• **PROBLEM TO SOLVE**: Return each line of the data below verbatim; pictures are to be left out.

— Begin DATA FOR THE TASK —

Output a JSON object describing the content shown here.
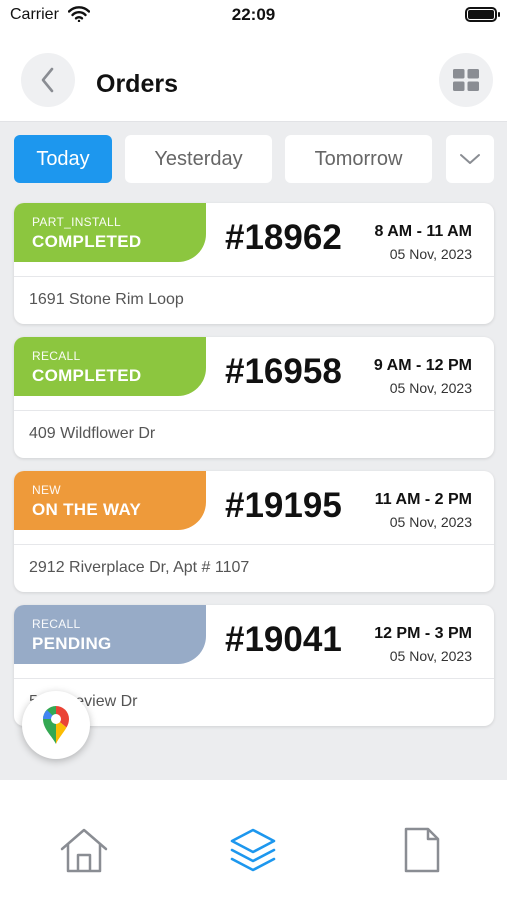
{
  "status_bar": {
    "carrier": "Carrier",
    "time": "22:09"
  },
  "header": {
    "title": "Orders",
    "back_icon": "chevron-left-icon",
    "view_icon": "grid-icon"
  },
  "tabs": [
    {
      "label": "Today",
      "active": true
    },
    {
      "label": "Yesterday",
      "active": false
    },
    {
      "label": "Tomorrow",
      "active": false
    }
  ],
  "colors": {
    "accent": "#1d97ee",
    "completed": "#8cc63f",
    "on_the_way": "#ee9a3a",
    "pending": "#97abc7"
  },
  "orders": [
    {
      "type": "PART_INSTALL",
      "status": "COMPLETED",
      "number": "#18962",
      "slot": "8 AM - 11 AM",
      "date": "05 Nov, 2023",
      "address": "1691 Stone Rim Loop"
    },
    {
      "type": "RECALL",
      "status": "COMPLETED",
      "number": "#16958",
      "slot": "9 AM - 12 PM",
      "date": "05 Nov, 2023",
      "address": "409 Wildflower Dr"
    },
    {
      "type": "NEW",
      "status": "ON THE WAY",
      "number": "#19195",
      "slot": "11 AM - 2 PM",
      "date": "05 Nov, 2023",
      "address": "2912 Riverplace Dr, Apt # 1107"
    },
    {
      "type": "RECALL",
      "status": "PENDING",
      "number": "#19041",
      "slot": "12 PM - 3 PM",
      "date": "05 Nov, 2023",
      "address": "5 Ridgeview Dr"
    }
  ],
  "fab": {
    "icon": "map-pin-icon"
  },
  "bottom_nav": [
    {
      "icon": "home-icon",
      "active": false
    },
    {
      "icon": "layers-icon",
      "active": true
    },
    {
      "icon": "document-icon",
      "active": false
    }
  ]
}
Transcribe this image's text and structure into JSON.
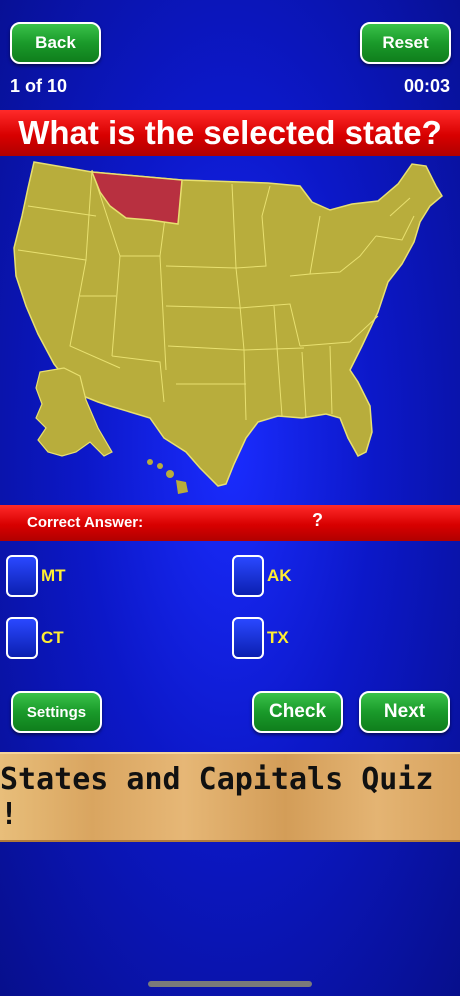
{
  "header": {
    "back_label": "Back",
    "reset_label": "Reset",
    "progress": "1 of 10",
    "timer": "00:03"
  },
  "question": {
    "text": "What is the selected state?"
  },
  "answer": {
    "label": "Correct Answer:",
    "value": "?"
  },
  "choices": [
    {
      "label": "MT"
    },
    {
      "label": "AK"
    },
    {
      "label": "CT"
    },
    {
      "label": "TX"
    }
  ],
  "footer": {
    "settings_label": "Settings",
    "check_label": "Check",
    "next_label": "Next"
  },
  "banner": {
    "text": "States and Capitals Quiz !"
  },
  "colors": {
    "map_fill": "#b8ad3c",
    "map_border": "#e8e070",
    "selected_state": "#b83040",
    "title_red": "#e00000",
    "button_green": "#1a9a2a",
    "choice_text": "#ffee33"
  },
  "map": {
    "selected_state": "Montana"
  }
}
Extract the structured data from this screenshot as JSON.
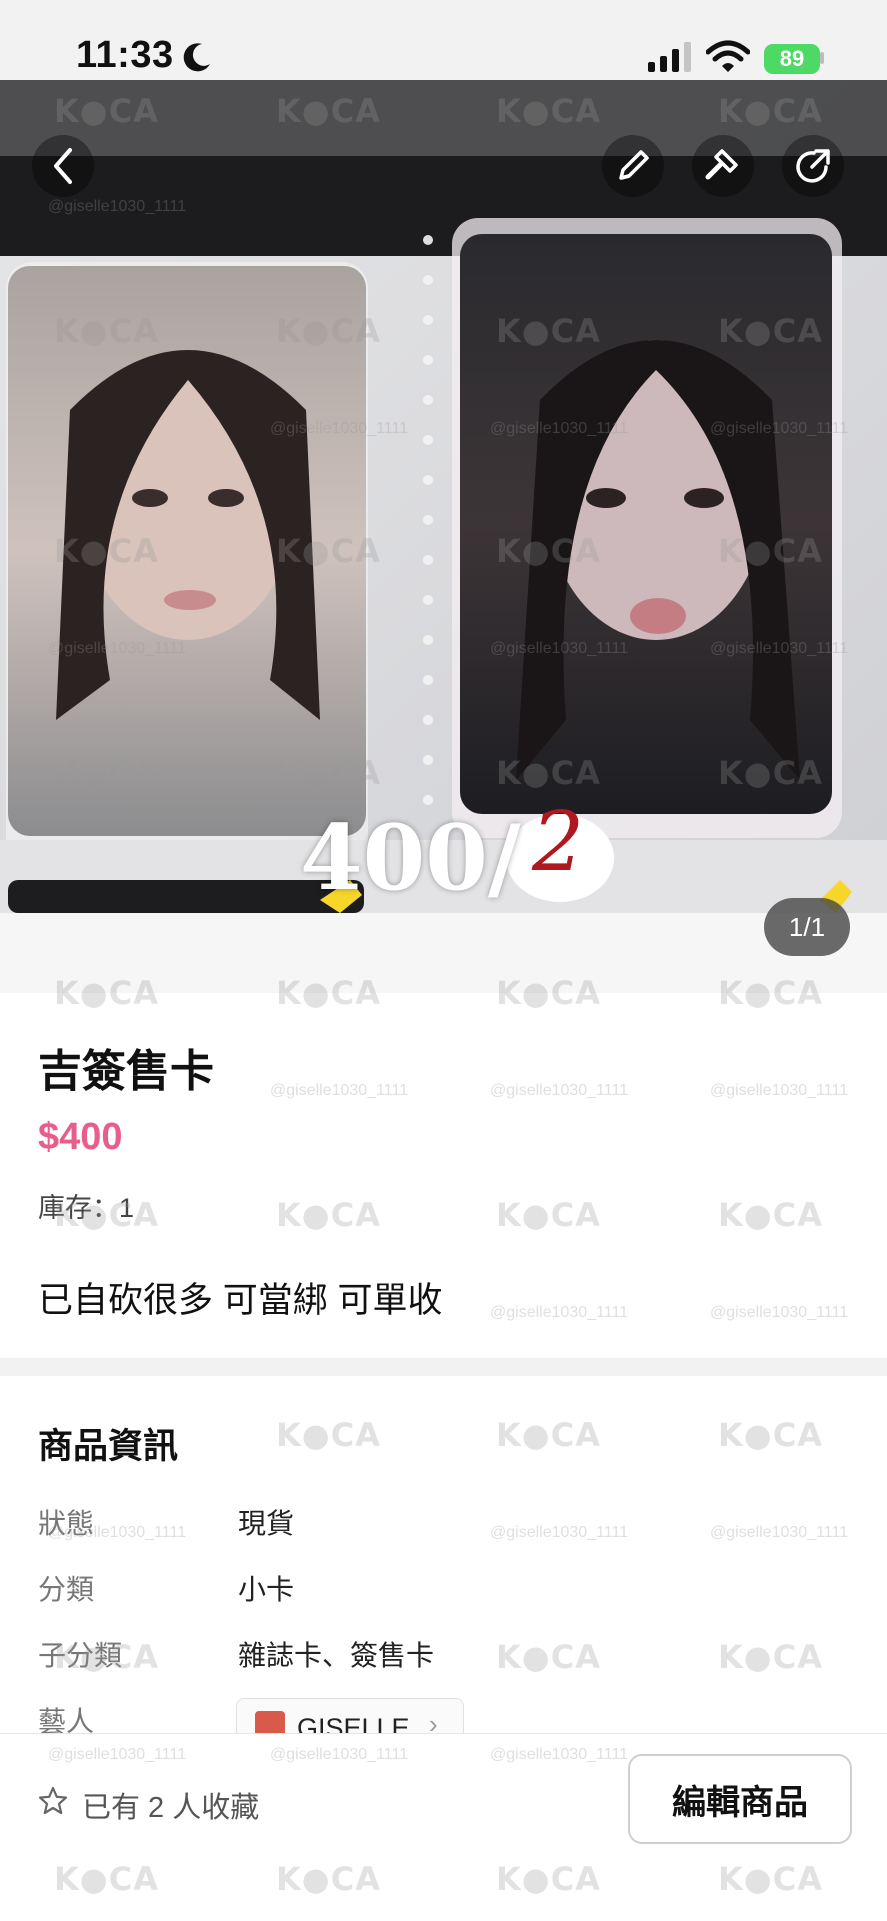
{
  "status_bar": {
    "time": "11:33",
    "battery": "89"
  },
  "photo": {
    "handwritten_price": "400/",
    "handwritten_mark": "2",
    "pager": "1/1"
  },
  "product": {
    "title": "吉簽售卡",
    "price": "$400",
    "stock": "庫存：1",
    "description": "已自砍很多 可當綁 可單收"
  },
  "info": {
    "section_title": "商品資訊",
    "rows": [
      {
        "key": "狀態",
        "value": "現貨"
      },
      {
        "key": "分類",
        "value": "小卡"
      },
      {
        "key": "子分類",
        "value": "雜誌卡、簽售卡"
      },
      {
        "key": "藝人",
        "value": "GISELLE"
      }
    ]
  },
  "bottom_bar": {
    "favorites": "已有 2 人收藏",
    "edit_label": "編輯商品"
  },
  "watermarks": {
    "brand": "KeCA",
    "handle": "@giselle1030_1111"
  },
  "colors": {
    "price": "#e85d8a",
    "battery": "#4cd964"
  }
}
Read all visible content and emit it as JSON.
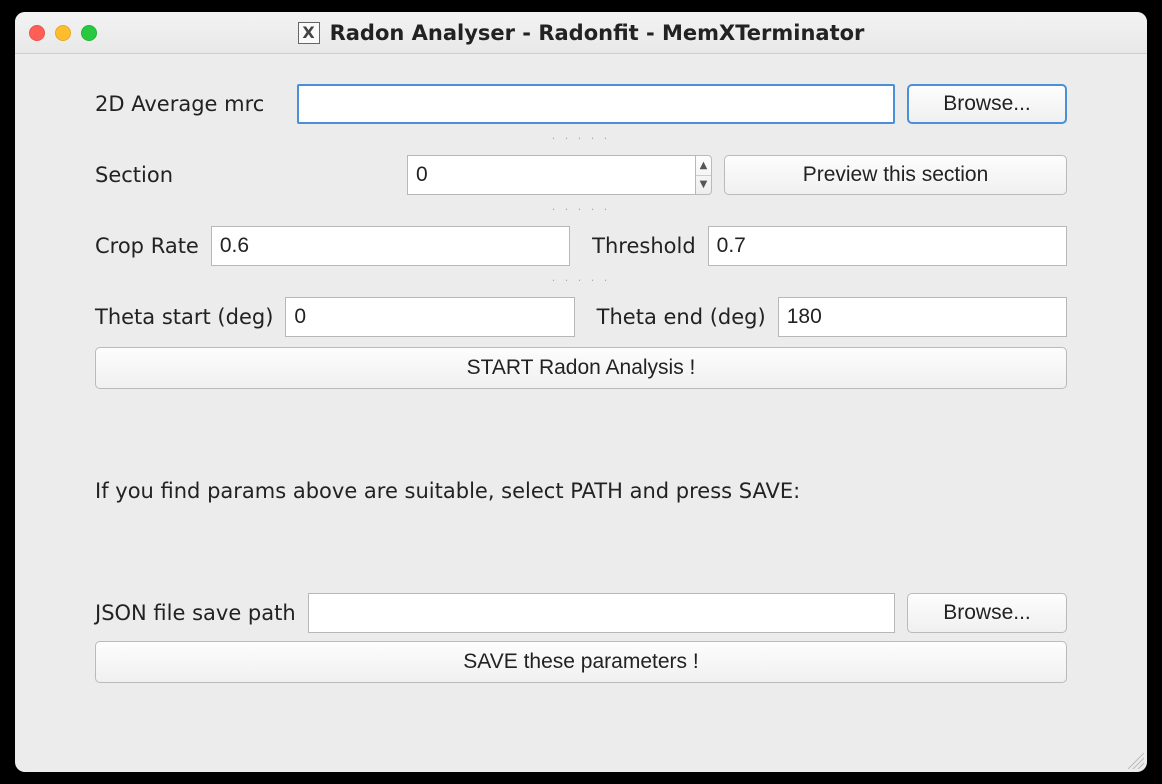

— End DATA FOR THE TASK —

• **SOLUTION FOR THIS TASK**:
Output a JSON object describing the content shown here.
{
  "status_bar": {
    "carrier": "Carrier",
    "time": "22:09"
  },
  "header": {
    "title": "Orders",
    "back_icon": "chevron-left-icon",
    "view_icon": "grid-icon"
  },
  "tabs": [
    {
      "label": "Today",
      "active": true
    },
    {
      "label": "Yesterday",
      "active": false
    },
    {
      "label": "Tomorrow",
      "active": false
    }
  ],
  "colors": {
    "accent": "#1d97ee",
    "completed": "#8cc63f",
    "on_the_way": "#ee9a3a",
    "pending": "#97abc7"
  },
  "orders": [
    {
      "type": "PART_INSTALL",
      "status": "COMPLETED",
      "number": "#18962",
      "slot": "8 AM - 11 AM",
      "date": "05 Nov, 2023",
      "address": "1691 Stone Rim Loop"
    },
    {
      "type": "RECALL",
      "status": "COMPLETED",
      "number": "#16958",
      "slot": "9 AM - 12 PM",
      "date": "05 Nov, 2023",
      "address": "409 Wildflower Dr"
    },
    {
      "type": "NEW",
      "status": "ON THE WAY",
      "number": "#19195",
      "slot": "11 AM - 2 PM",
      "date": "05 Nov, 2023",
      "address": "2912 Riverplace Dr, Apt # 1107"
    },
    {
      "type": "RECALL",
      "status": "PENDING",
      "number": "#19041",
      "slot": "12 PM - 3 PM",
      "date": "05 Nov, 2023",
      "address": "5 Ridgeview Dr"
    }
  ],
  "fab": {
    "icon": "map-pin-icon"
  },
  "bottom_nav": [
    {
      "icon": "home-icon",
      "active": false
    },
    {
      "icon": "layers-icon",
      "active": true
    },
    {
      "icon": "document-icon",
      "active": false
    }
  ]
}
Transcribe this image's text and structure into JSON.
{
  "header": {
    "back_label": "Back",
    "reset_label": "Reset",
    "progress": "1 of 10",
    "timer": "00:03"
  },
  "question": {
    "text": "What is the selected state?"
  },
  "answer": {
    "label": "Correct Answer:",
    "value": "?"
  },
  "choices": [
    {
      "label": "MT"
    },
    {
      "label": "AK"
    },
    {
      "label": "CT"
    },
    {
      "label": "TX"
    }
  ],
  "footer": {
    "settings_label": "Settings",
    "check_label": "Check",
    "next_label": "Next"
  },
  "banner": {
    "text": "States and Capitals Quiz !"
  },
  "colors": {
    "map_fill": "#b8ad3c",
    "map_border": "#e8e070",
    "selected_state": "#b83040",
    "title_red": "#e00000",
    "button_green": "#1a9a2a",
    "choice_text": "#ffee33"
  },
  "map": {
    "selected_state": "Montana"
  }
}
Extract the structured data from this screenshot as JSON.
{
  "status_bar": {
    "time": "11:33",
    "battery": "89"
  },
  "photo": {
    "handwritten_price": "400/",
    "handwritten_mark": "2",
    "pager": "1/1"
  },
  "product": {
    "title": "吉簽售卡",
    "price": "$400",
    "stock": "庫存：1",
    "description": "已自砍很多 可當綁 可單收"
  },
  "info": {
    "section_title": "商品資訊",
    "rows": [
      {
        "key": "狀態",
        "value": "現貨"
      },
      {
        "key": "分類",
        "value": "小卡"
      },
      {
        "key": "子分類",
        "value": "雜誌卡、簽售卡"
      },
      {
        "key": "藝人",
        "value": "GISELLE"
      }
    ]
  },
  "bottom_bar": {
    "favorites": "已有 2 人收藏",
    "edit_label": "編輯商品"
  },
  "watermarks": {
    "brand": "KeCA",
    "handle": "@giselle1030_1111"
  },
  "colors": {
    "price": "#e85d8a",
    "battery": "#4cd964"
  }
}
Read all visible content and emit it as JSON.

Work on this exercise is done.